WHAT THE TASK ASKS: Give the material again in full, matching it exactly.

DATA:
........

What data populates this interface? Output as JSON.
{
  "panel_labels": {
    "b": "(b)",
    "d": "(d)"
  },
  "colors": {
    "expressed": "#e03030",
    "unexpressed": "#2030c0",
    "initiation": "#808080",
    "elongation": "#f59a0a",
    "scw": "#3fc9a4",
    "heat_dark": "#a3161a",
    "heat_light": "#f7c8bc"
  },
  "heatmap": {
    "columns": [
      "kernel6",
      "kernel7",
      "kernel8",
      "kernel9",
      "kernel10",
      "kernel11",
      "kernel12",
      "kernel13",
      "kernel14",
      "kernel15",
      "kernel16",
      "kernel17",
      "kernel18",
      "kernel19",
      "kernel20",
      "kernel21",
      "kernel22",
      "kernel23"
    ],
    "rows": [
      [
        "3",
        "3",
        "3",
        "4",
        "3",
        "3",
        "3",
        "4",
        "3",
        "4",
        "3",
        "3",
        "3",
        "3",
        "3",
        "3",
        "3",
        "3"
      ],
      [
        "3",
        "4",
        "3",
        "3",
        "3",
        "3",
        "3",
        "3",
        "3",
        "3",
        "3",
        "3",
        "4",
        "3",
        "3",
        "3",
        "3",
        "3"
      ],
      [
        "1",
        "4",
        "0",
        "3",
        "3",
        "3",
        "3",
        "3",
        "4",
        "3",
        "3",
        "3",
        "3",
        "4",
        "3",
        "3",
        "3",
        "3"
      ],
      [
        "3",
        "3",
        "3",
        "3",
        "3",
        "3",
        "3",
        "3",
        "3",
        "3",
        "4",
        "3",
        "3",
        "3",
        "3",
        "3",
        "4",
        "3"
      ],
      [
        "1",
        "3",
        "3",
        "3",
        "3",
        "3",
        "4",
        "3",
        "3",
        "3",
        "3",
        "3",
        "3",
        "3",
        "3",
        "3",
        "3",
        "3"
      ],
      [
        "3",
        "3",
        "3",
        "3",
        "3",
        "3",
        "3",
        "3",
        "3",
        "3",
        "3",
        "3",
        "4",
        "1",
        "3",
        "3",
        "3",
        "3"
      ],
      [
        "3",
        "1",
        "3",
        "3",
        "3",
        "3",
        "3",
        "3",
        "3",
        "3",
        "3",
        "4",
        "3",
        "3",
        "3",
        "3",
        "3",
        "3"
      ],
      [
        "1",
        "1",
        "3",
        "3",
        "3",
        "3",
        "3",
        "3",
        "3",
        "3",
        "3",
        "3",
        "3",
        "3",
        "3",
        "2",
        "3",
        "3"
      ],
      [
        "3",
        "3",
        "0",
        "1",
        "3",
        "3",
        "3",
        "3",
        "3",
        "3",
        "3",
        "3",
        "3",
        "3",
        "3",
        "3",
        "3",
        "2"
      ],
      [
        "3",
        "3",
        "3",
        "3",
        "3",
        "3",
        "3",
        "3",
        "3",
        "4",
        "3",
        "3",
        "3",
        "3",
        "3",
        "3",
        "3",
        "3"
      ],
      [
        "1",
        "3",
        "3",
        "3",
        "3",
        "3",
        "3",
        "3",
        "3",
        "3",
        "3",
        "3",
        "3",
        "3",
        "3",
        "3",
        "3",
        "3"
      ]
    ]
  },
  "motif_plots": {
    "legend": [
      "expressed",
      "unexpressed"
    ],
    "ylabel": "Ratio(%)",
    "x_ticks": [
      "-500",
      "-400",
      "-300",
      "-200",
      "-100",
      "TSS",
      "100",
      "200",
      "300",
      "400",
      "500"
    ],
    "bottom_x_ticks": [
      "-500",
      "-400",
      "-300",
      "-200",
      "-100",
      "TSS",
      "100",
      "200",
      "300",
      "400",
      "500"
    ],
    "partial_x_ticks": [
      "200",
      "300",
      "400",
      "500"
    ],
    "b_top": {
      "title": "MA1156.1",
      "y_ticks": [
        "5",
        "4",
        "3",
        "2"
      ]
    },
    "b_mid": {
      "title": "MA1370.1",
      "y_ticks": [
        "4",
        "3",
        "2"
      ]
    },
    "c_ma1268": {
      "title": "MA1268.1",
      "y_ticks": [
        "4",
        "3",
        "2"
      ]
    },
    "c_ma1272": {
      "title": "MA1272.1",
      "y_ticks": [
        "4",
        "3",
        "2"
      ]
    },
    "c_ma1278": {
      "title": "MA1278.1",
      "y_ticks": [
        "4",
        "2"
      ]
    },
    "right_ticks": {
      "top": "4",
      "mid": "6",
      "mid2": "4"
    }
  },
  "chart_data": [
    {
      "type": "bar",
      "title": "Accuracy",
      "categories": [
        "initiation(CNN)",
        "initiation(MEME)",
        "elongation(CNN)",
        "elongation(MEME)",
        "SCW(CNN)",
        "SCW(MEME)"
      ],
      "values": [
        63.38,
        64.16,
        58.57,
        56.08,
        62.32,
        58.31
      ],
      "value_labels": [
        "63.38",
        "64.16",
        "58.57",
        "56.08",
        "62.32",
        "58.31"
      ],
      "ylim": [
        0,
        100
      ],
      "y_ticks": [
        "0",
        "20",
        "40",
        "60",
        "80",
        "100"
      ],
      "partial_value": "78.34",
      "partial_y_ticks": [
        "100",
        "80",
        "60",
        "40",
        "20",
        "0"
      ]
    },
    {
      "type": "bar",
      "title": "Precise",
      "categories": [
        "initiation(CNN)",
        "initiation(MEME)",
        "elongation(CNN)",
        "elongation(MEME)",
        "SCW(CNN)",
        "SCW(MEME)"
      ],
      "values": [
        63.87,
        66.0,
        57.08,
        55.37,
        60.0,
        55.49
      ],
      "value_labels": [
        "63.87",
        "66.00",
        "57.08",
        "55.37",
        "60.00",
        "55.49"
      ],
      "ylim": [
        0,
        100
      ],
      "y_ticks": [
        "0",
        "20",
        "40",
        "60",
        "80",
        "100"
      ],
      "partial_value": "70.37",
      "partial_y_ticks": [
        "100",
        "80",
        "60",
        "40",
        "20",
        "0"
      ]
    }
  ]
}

........

FINISHED ANSWER:
What data populates this interface? Output as JSON.
{
  "panel_labels": {
    "b": "(b)",
    "d": "(d)"
  },
  "colors": {
    "expressed": "#e03030",
    "unexpressed": "#2030c0",
    "initiation": "#808080",
    "elongation": "#f59a0a",
    "scw": "#3fc9a4",
    "heat_dark": "#a3161a",
    "heat_light": "#f7c8bc"
  },
  "heatmap": {
    "columns": [
      "kernel6",
      "kernel7",
      "kernel8",
      "kernel9",
      "kernel10",
      "kernel11",
      "kernel12",
      "kernel13",
      "kernel14",
      "kernel15",
      "kernel16",
      "kernel17",
      "kernel18",
      "kernel19",
      "kernel20",
      "kernel21",
      "kernel22",
      "kernel23"
    ],
    "rows": [
      [
        "3",
        "3",
        "3",
        "4",
        "3",
        "3",
        "3",
        "4",
        "3",
        "4",
        "3",
        "3",
        "3",
        "3",
        "3",
        "3",
        "3",
        "3"
      ],
      [
        "3",
        "4",
        "3",
        "3",
        "3",
        "3",
        "3",
        "3",
        "3",
        "3",
        "3",
        "3",
        "4",
        "3",
        "3",
        "3",
        "3",
        "3"
      ],
      [
        "1",
        "4",
        "0",
        "3",
        "3",
        "3",
        "3",
        "3",
        "4",
        "3",
        "3",
        "3",
        "3",
        "4",
        "3",
        "3",
        "3",
        "3"
      ],
      [
        "3",
        "3",
        "3",
        "3",
        "3",
        "3",
        "3",
        "3",
        "3",
        "3",
        "4",
        "3",
        "3",
        "3",
        "3",
        "3",
        "4",
        "3"
      ],
      [
        "1",
        "3",
        "3",
        "3",
        "3",
        "3",
        "4",
        "3",
        "3",
        "3",
        "3",
        "3",
        "3",
        "3",
        "3",
        "3",
        "3",
        "3"
      ],
      [
        "3",
        "3",
        "3",
        "3",
        "3",
        "3",
        "3",
        "3",
        "3",
        "3",
        "3",
        "3",
        "4",
        "1",
        "3",
        "3",
        "3",
        "3"
      ],
      [
        "3",
        "1",
        "3",
        "3",
        "3",
        "3",
        "3",
        "3",
        "3",
        "3",
        "3",
        "4",
        "3",
        "3",
        "3",
        "3",
        "3",
        "3"
      ],
      [
        "1",
        "1",
        "3",
        "3",
        "3",
        "3",
        "3",
        "3",
        "3",
        "3",
        "3",
        "3",
        "3",
        "3",
        "3",
        "2",
        "3",
        "3"
      ],
      [
        "3",
        "3",
        "0",
        "1",
        "3",
        "3",
        "3",
        "3",
        "3",
        "3",
        "3",
        "3",
        "3",
        "3",
        "3",
        "3",
        "3",
        "2"
      ],
      [
        "3",
        "3",
        "3",
        "3",
        "3",
        "3",
        "3",
        "3",
        "3",
        "4",
        "3",
        "3",
        "3",
        "3",
        "3",
        "3",
        "3",
        "3"
      ],
      [
        "1",
        "3",
        "3",
        "3",
        "3",
        "3",
        "3",
        "3",
        "3",
        "3",
        "3",
        "3",
        "3",
        "3",
        "3",
        "3",
        "3",
        "3"
      ]
    ]
  },
  "motif_plots": {
    "legend": [
      "expressed",
      "unexpressed"
    ],
    "ylabel": "Ratio(%)",
    "x_ticks": [
      "-500",
      "-400",
      "-300",
      "-200",
      "-100",
      "TSS",
      "100",
      "200",
      "300",
      "400",
      "500"
    ],
    "bottom_x_ticks": [
      "-500",
      "-400",
      "-300",
      "-200",
      "-100",
      "TSS",
      "100",
      "200",
      "300",
      "400",
      "500"
    ],
    "partial_x_ticks": [
      "200",
      "300",
      "400",
      "500"
    ],
    "b_top": {
      "title": "MA1156.1",
      "y_ticks": [
        "5",
        "4",
        "3",
        "2"
      ]
    },
    "b_mid": {
      "title": "MA1370.1",
      "y_ticks": [
        "4",
        "3",
        "2"
      ]
    },
    "c_ma1268": {
      "title": "MA1268.1",
      "y_ticks": [
        "4",
        "3",
        "2"
      ]
    },
    "c_ma1272": {
      "title": "MA1272.1",
      "y_ticks": [
        "4",
        "3",
        "2"
      ]
    },
    "c_ma1278": {
      "title": "MA1278.1",
      "y_ticks": [
        "4",
        "2"
      ]
    },
    "right_ticks": {
      "top": "4",
      "mid": "6",
      "mid2": "4"
    }
  },
  "chart_data": [
    {
      "type": "bar",
      "title": "Accuracy",
      "categories": [
        "initiation(CNN)",
        "initiation(MEME)",
        "elongation(CNN)",
        "elongation(MEME)",
        "SCW(CNN)",
        "SCW(MEME)"
      ],
      "values": [
        63.38,
        64.16,
        58.57,
        56.08,
        62.32,
        58.31
      ],
      "value_labels": [
        "63.38",
        "64.16",
        "58.57",
        "56.08",
        "62.32",
        "58.31"
      ],
      "ylim": [
        0,
        100
      ],
      "y_ticks": [
        "0",
        "20",
        "40",
        "60",
        "80",
        "100"
      ],
      "partial_value": "78.34",
      "partial_y_ticks": [
        "100",
        "80",
        "60",
        "40",
        "20",
        "0"
      ]
    },
    {
      "type": "bar",
      "title": "Precise",
      "categories": [
        "initiation(CNN)",
        "initiation(MEME)",
        "elongation(CNN)",
        "elongation(MEME)",
        "SCW(CNN)",
        "SCW(MEME)"
      ],
      "values": [
        63.87,
        66.0,
        57.08,
        55.37,
        60.0,
        55.49
      ],
      "value_labels": [
        "63.87",
        "66.00",
        "57.08",
        "55.37",
        "60.00",
        "55.49"
      ],
      "ylim": [
        0,
        100
      ],
      "y_ticks": [
        "0",
        "20",
        "40",
        "60",
        "80",
        "100"
      ],
      "partial_value": "70.37",
      "partial_y_ticks": [
        "100",
        "80",
        "60",
        "40",
        "20",
        "0"
      ]
    }
  ]
}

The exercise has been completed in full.